(Records from a data collection)
▬▬▬
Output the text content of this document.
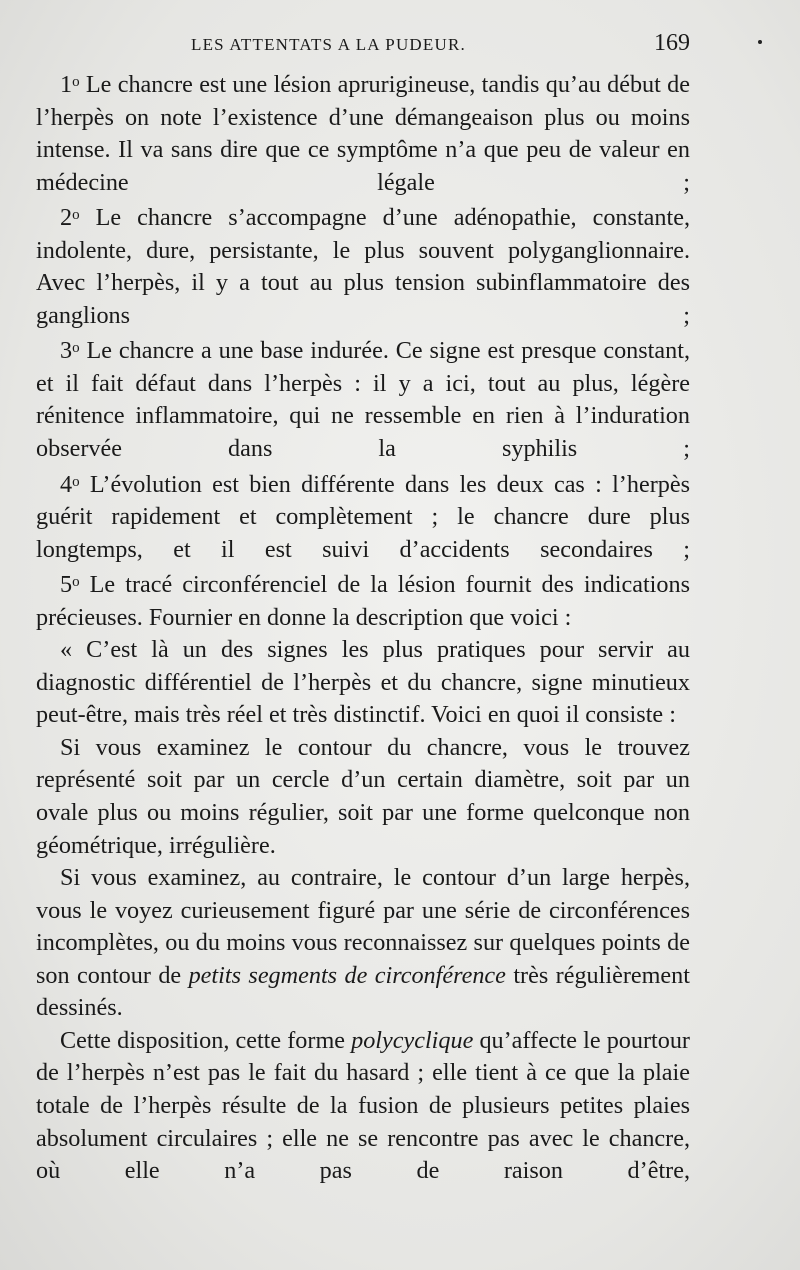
LES ATTENTATS A LA PUDEUR.	169

1$^o$ Le chancre est une lésion aprurigineuse, tandis qu’au début de l’herpès on note l’existence d’une démangeaison plus ou moins intense. Il va sans dire que ce symptôme n’a que peu de valeur en médecine légale ;

2$^o$ Le chancre s’accompagne d’une adénopathie, constante, indolente, dure, persistante, le plus souvent polyganglionnaire. Avec l’herpès, il y a tout au plus tension subinflammatoire des ganglions ;

3$^o$ Le chancre a une base indurée. Ce signe est presque constant, et il fait défaut dans l’herpès : il y a ici, tout au plus, légère rénitence inflammatoire, qui ne ressemble en rien à l’induration observée dans la syphilis ;

4$^o$ L’évolution est bien différente dans les deux cas : l’herpès guérit rapidement et complètement ; le chancre dure plus longtemps, et il est suivi d’accidents secondaires ;

5$^o$ Le tracé circonférenciel de la lésion fournit des indications précieuses. Fournier en donne la description que voici :

« C’est là un des signes les plus pratiques pour servir au diagnostic différentiel de l’herpès et du chancre, signe minutieux peut-être, mais très réel et très distinctif. Voici en quoi il consiste :

Si vous examinez le contour du chancre, vous le trouvez représenté soit par un cercle d’un certain diamètre, soit par un ovale plus ou moins régulier, soit par une forme quelconque non géométrique, irrégulière.

Si vous examinez, au contraire, le contour d’un large herpès, vous le voyez curieusement figuré par une série de circonférences incomplètes, ou du moins vous reconnaissez sur quelques points de son contour de petits segments de circonférence très régulièrement dessinés.

Cette disposition, cette forme polycyclique qu’affecte le pourtour de l’herpès n’est pas le fait du hasard ; elle tient à ce que la plaie totale de l’herpès résulte de la fusion de plusieurs petites plaies absolument circulaires ; elle ne se rencontre pas avec le chancre, où elle n’a pas de raison d’être,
▬▬▬
What this task involves:
Omit the images and transcribe all of the records above word for word.

Exercise response:
Output the text content of this document.
LES ATTENTATS A LA PUDEUR.	169

1$^o$ Le chancre est une lésion aprurigineuse, tandis qu’au début de l’herpès on note l’existence d’une démangeaison plus ou moins intense. Il va sans dire que ce symptôme n’a que peu de valeur en médecine légale ;

2$^o$ Le chancre s’accompagne d’une adénopathie, constante, indolente, dure, persistante, le plus souvent polyganglionnaire. Avec l’herpès, il y a tout au plus tension subinflammatoire des ganglions ;

3$^o$ Le chancre a une base indurée. Ce signe est presque constant, et il fait défaut dans l’herpès : il y a ici, tout au plus, légère rénitence inflammatoire, qui ne ressemble en rien à l’induration observée dans la syphilis ;

4$^o$ L’évolution est bien différente dans les deux cas : l’herpès guérit rapidement et complètement ; le chancre dure plus longtemps, et il est suivi d’accidents secondaires ;

5$^o$ Le tracé circonférenciel de la lésion fournit des indications précieuses. Fournier en donne la description que voici :

« C’est là un des signes les plus pratiques pour servir au diagnostic différentiel de l’herpès et du chancre, signe minutieux peut-être, mais très réel et très distinctif. Voici en quoi il consiste :

Si vous examinez le contour du chancre, vous le trouvez représenté soit par un cercle d’un certain diamètre, soit par un ovale plus ou moins régulier, soit par une forme quelconque non géométrique, irrégulière.

Si vous examinez, au contraire, le contour d’un large herpès, vous le voyez curieusement figuré par une série de circonférences incomplètes, ou du moins vous reconnaissez sur quelques points de son contour de petits segments de circonférence très régulièrement dessinés.

Cette disposition, cette forme polycyclique qu’affecte le pourtour de l’herpès n’est pas le fait du hasard ; elle tient à ce que la plaie totale de l’herpès résulte de la fusion de plusieurs petites plaies absolument circulaires ; elle ne se rencontre pas avec le chancre, où elle n’a pas de raison d’être,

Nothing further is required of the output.